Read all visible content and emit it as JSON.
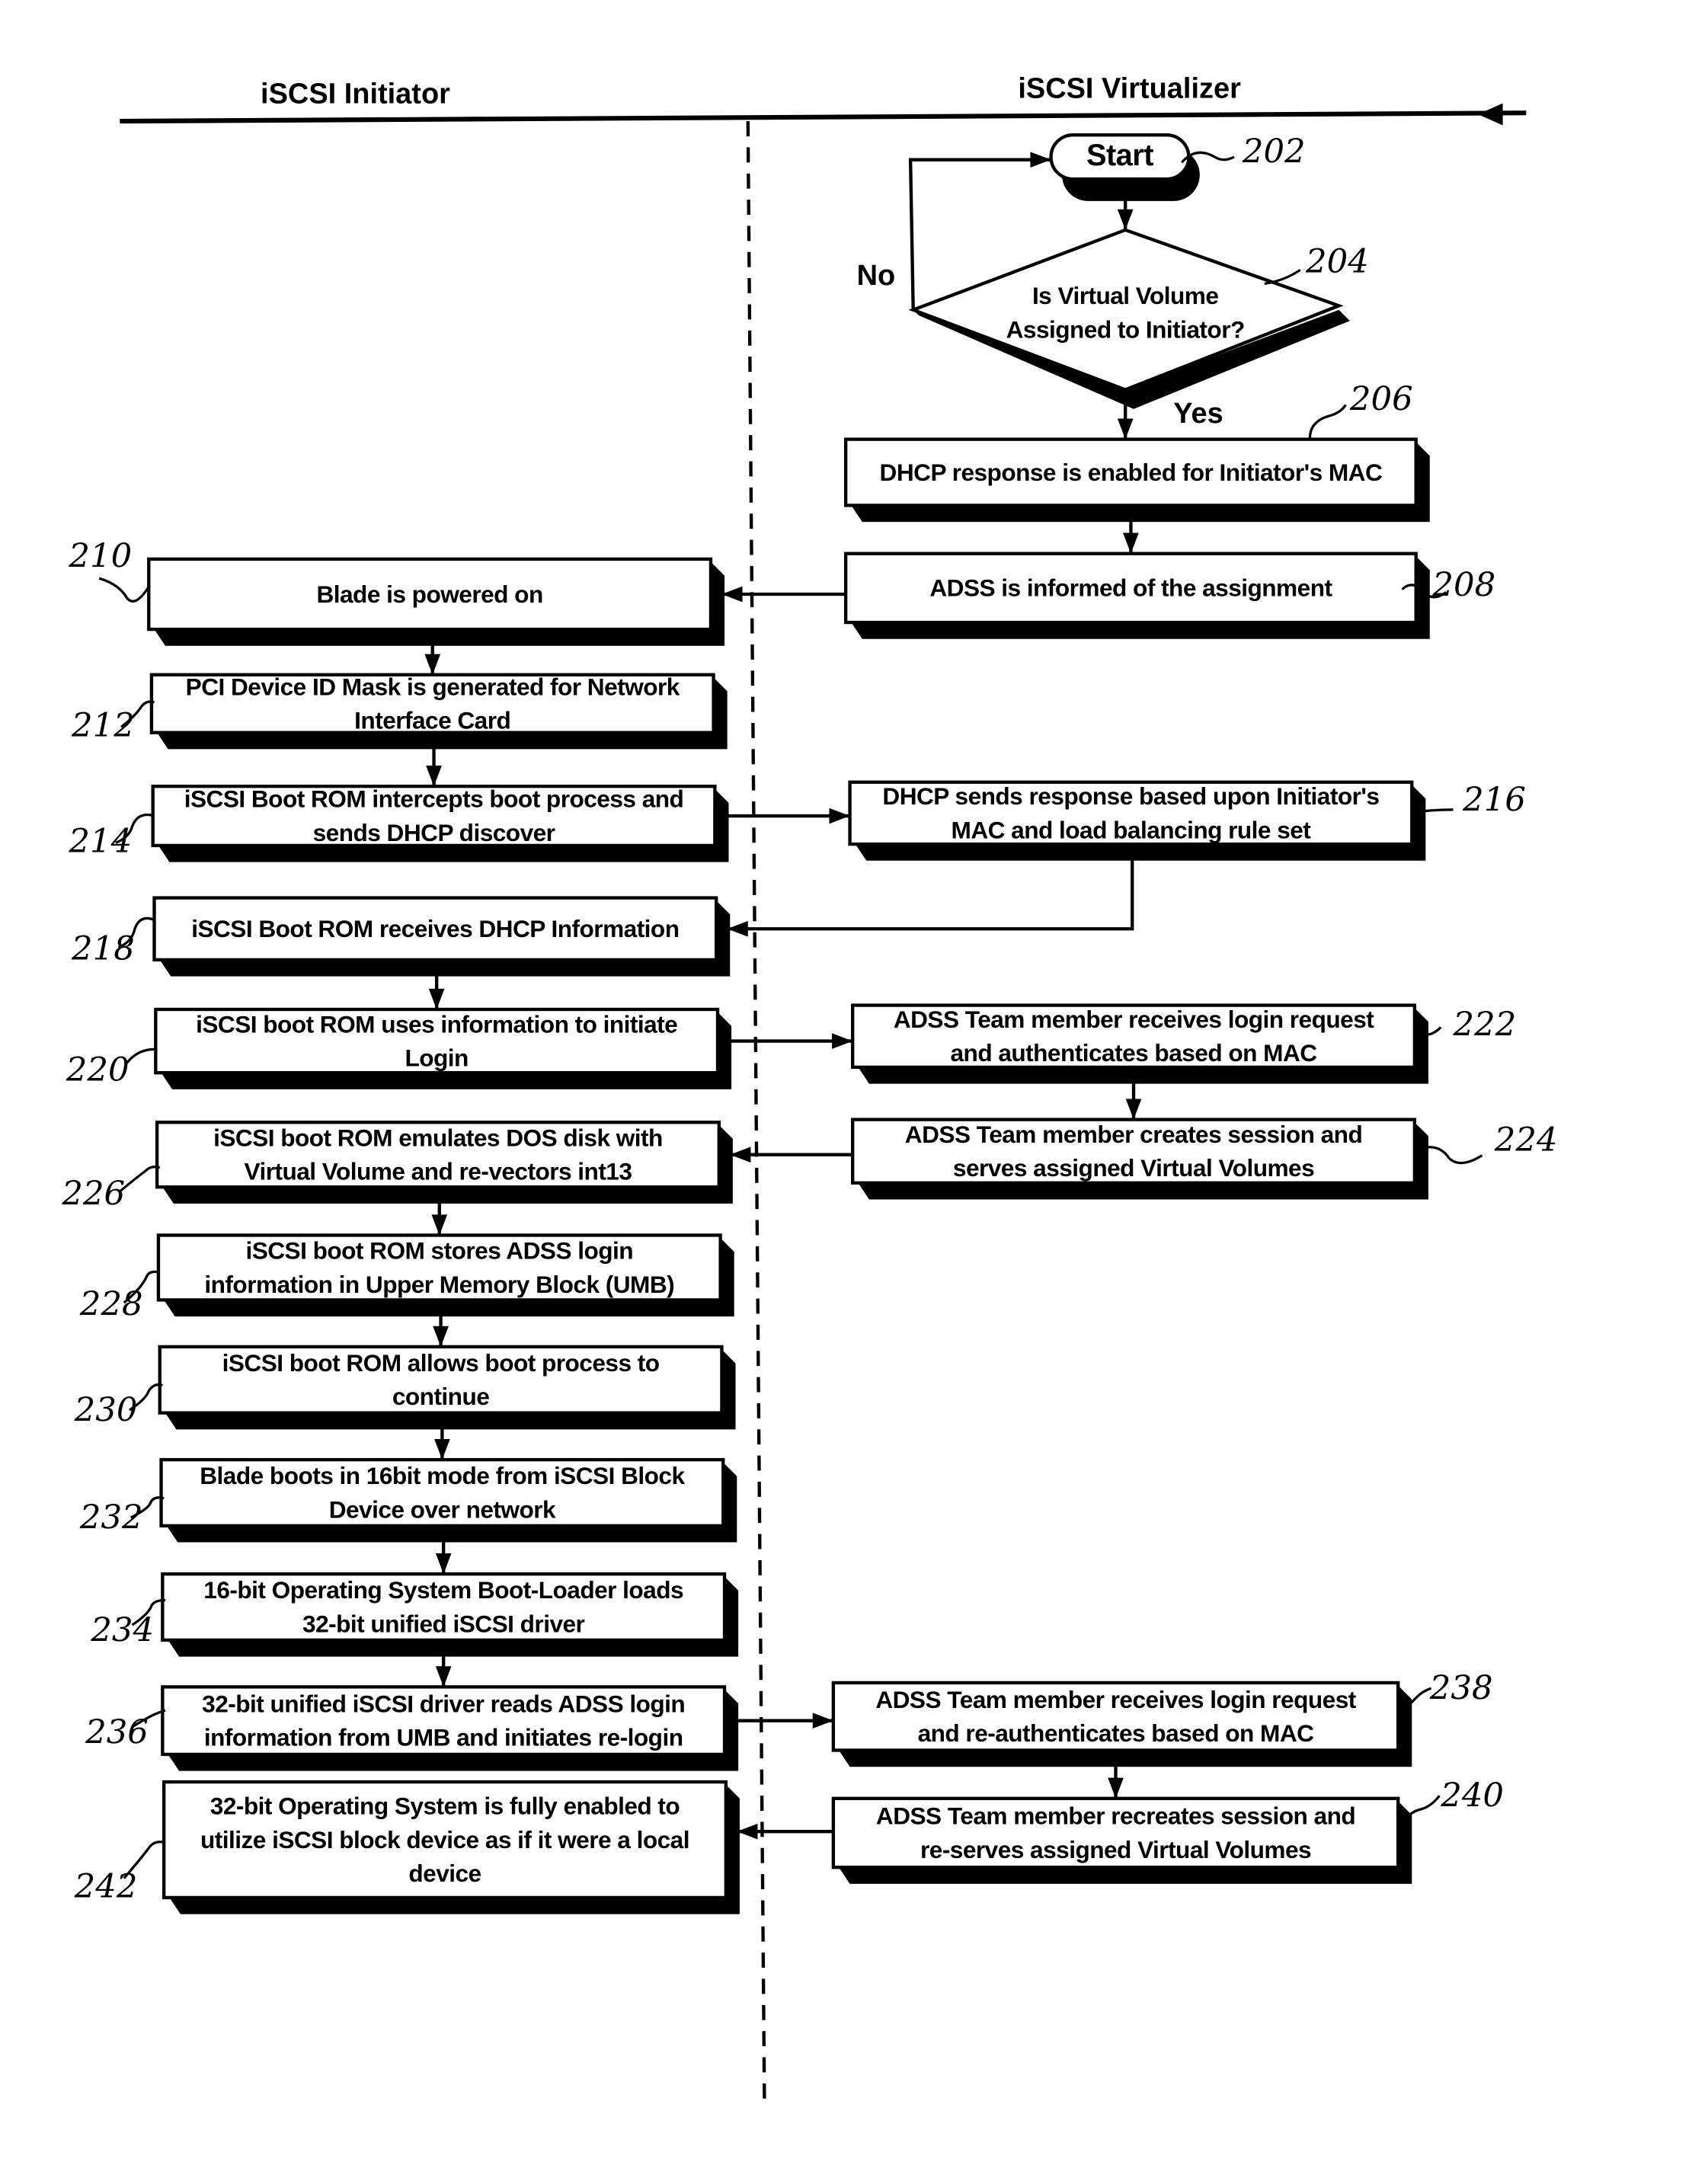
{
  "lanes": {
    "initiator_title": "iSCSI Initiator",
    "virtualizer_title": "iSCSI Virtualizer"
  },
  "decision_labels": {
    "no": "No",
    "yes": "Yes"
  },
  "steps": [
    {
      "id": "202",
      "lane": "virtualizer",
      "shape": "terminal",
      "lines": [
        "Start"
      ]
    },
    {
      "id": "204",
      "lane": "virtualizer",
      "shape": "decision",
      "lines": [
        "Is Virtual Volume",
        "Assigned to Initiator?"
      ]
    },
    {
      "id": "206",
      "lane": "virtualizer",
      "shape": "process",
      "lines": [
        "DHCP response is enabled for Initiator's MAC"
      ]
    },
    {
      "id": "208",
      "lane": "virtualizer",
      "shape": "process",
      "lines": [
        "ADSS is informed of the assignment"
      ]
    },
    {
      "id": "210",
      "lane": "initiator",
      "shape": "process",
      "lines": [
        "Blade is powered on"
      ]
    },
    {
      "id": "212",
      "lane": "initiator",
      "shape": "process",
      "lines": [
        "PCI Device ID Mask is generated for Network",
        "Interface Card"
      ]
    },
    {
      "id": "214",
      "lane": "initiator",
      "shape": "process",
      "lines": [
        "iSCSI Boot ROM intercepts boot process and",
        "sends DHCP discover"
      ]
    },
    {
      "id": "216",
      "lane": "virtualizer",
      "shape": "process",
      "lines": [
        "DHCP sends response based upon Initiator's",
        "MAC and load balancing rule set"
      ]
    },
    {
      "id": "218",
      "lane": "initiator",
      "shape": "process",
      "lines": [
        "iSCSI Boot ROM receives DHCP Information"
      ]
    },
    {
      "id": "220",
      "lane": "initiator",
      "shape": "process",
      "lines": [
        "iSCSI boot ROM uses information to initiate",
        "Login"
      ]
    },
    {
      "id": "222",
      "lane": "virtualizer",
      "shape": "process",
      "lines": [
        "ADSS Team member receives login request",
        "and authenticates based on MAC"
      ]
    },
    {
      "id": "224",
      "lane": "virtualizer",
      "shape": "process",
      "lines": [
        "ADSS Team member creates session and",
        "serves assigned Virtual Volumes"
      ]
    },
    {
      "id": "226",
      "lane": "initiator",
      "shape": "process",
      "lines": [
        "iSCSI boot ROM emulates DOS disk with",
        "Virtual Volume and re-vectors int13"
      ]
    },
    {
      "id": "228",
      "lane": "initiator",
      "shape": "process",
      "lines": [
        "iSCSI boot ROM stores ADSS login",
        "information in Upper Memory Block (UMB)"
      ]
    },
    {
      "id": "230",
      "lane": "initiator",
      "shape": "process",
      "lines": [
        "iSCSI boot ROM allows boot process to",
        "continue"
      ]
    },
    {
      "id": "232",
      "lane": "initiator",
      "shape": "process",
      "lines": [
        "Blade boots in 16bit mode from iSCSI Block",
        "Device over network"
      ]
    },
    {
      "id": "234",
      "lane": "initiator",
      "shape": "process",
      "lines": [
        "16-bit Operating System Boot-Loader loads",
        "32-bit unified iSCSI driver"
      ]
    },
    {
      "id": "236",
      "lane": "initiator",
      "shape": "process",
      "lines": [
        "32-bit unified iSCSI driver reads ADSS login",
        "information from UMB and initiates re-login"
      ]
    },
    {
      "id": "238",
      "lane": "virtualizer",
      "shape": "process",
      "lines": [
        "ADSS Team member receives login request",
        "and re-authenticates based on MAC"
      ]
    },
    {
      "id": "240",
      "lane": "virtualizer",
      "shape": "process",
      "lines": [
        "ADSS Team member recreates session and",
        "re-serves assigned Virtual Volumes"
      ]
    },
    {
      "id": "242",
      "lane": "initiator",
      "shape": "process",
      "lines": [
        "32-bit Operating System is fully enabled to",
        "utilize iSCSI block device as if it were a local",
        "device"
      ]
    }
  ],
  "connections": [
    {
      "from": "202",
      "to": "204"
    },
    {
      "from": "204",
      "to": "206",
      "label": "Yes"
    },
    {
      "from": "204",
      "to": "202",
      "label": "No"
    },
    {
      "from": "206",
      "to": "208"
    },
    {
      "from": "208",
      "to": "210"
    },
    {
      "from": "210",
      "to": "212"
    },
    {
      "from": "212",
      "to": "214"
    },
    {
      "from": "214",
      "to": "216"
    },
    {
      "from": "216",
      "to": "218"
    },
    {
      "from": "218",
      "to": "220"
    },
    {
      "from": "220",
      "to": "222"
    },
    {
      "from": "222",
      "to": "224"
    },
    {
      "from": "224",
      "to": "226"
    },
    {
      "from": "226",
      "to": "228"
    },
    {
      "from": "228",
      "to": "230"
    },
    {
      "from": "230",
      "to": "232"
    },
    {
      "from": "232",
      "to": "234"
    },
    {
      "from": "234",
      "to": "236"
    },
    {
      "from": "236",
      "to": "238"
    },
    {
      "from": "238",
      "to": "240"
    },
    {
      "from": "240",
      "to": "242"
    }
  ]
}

--

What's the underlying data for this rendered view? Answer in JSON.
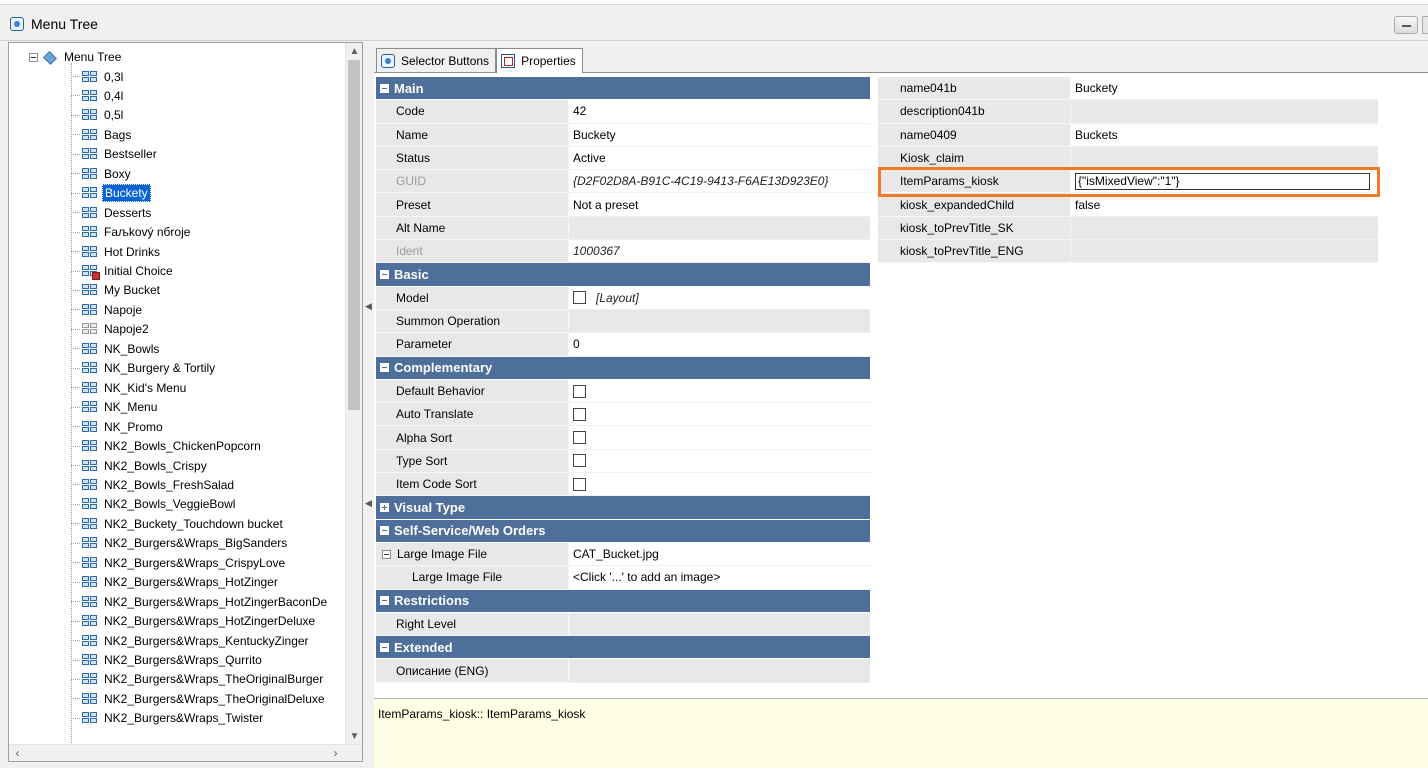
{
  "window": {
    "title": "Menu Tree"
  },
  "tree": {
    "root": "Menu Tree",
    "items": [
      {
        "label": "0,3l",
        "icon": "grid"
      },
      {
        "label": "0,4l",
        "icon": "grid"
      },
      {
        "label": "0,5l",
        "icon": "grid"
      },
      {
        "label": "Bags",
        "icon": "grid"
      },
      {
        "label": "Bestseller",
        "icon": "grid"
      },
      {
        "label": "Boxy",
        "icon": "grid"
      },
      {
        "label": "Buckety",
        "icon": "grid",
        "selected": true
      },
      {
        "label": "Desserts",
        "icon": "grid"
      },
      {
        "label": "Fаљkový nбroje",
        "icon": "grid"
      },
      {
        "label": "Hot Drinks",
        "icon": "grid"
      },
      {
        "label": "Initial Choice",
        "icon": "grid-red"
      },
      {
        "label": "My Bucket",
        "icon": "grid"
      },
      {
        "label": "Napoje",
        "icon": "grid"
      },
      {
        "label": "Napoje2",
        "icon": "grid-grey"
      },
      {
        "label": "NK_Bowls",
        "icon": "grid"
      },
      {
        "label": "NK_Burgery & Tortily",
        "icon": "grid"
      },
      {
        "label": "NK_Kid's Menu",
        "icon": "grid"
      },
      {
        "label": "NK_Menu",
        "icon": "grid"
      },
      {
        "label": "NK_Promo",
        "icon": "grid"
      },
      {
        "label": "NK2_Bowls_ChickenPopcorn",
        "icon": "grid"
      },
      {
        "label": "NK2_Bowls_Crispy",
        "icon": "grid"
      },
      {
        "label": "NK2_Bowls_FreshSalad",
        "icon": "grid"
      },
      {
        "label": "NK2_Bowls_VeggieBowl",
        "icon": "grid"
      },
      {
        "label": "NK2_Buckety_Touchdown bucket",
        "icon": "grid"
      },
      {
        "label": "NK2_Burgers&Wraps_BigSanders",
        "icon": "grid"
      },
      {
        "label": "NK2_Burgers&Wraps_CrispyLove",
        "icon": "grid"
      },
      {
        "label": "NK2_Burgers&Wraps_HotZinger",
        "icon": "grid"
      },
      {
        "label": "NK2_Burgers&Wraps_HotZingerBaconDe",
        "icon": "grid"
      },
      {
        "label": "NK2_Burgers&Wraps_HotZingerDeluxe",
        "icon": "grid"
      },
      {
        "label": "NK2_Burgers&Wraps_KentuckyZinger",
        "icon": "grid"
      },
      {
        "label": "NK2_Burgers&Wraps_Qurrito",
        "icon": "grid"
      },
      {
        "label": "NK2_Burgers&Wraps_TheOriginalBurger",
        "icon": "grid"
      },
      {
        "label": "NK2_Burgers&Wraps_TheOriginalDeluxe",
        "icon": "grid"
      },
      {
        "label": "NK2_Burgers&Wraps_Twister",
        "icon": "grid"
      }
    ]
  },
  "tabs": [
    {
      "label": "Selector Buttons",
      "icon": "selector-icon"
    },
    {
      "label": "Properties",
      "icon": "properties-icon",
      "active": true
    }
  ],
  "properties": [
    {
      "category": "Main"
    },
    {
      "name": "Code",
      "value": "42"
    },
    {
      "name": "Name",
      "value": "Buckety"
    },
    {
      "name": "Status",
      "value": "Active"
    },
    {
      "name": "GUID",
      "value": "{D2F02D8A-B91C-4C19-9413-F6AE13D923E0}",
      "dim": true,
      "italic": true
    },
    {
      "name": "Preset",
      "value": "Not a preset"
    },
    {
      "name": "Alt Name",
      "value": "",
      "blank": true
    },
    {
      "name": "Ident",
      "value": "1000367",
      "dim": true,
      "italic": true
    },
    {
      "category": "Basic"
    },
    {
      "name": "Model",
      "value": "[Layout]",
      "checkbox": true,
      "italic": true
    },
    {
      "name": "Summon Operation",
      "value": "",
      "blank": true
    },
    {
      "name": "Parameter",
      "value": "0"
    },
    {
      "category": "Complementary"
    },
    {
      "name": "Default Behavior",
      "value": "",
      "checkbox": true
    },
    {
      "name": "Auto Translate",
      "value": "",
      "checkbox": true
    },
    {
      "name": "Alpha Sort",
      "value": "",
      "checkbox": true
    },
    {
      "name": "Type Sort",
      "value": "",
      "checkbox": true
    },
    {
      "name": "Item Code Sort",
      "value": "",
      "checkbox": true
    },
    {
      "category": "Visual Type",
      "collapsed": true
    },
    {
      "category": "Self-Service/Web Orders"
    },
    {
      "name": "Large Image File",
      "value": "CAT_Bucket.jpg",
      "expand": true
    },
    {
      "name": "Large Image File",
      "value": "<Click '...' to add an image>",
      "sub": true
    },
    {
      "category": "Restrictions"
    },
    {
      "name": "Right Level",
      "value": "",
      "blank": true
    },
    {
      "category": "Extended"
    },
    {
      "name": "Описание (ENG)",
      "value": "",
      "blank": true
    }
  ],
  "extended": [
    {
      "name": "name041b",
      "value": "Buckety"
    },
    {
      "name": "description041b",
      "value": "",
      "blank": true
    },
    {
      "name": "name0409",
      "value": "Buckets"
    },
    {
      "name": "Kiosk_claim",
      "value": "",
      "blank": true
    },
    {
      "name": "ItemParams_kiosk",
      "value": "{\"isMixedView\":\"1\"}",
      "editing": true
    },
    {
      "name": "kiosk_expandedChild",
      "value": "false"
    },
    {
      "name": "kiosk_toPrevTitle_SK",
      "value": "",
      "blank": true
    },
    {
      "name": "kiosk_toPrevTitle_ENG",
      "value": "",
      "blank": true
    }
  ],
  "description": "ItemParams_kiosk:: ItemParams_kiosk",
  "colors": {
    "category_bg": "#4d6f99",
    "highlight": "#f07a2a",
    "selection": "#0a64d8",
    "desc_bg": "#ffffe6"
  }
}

*Aim of the exercise:*
Copy whichever lines in the listing above contain the word "member".

*Solution:*
        "ADSS Team member receives login request",
        "ADSS Team member creates session and",
        "ADSS Team member receives login request",
        "ADSS Team member recreates session and",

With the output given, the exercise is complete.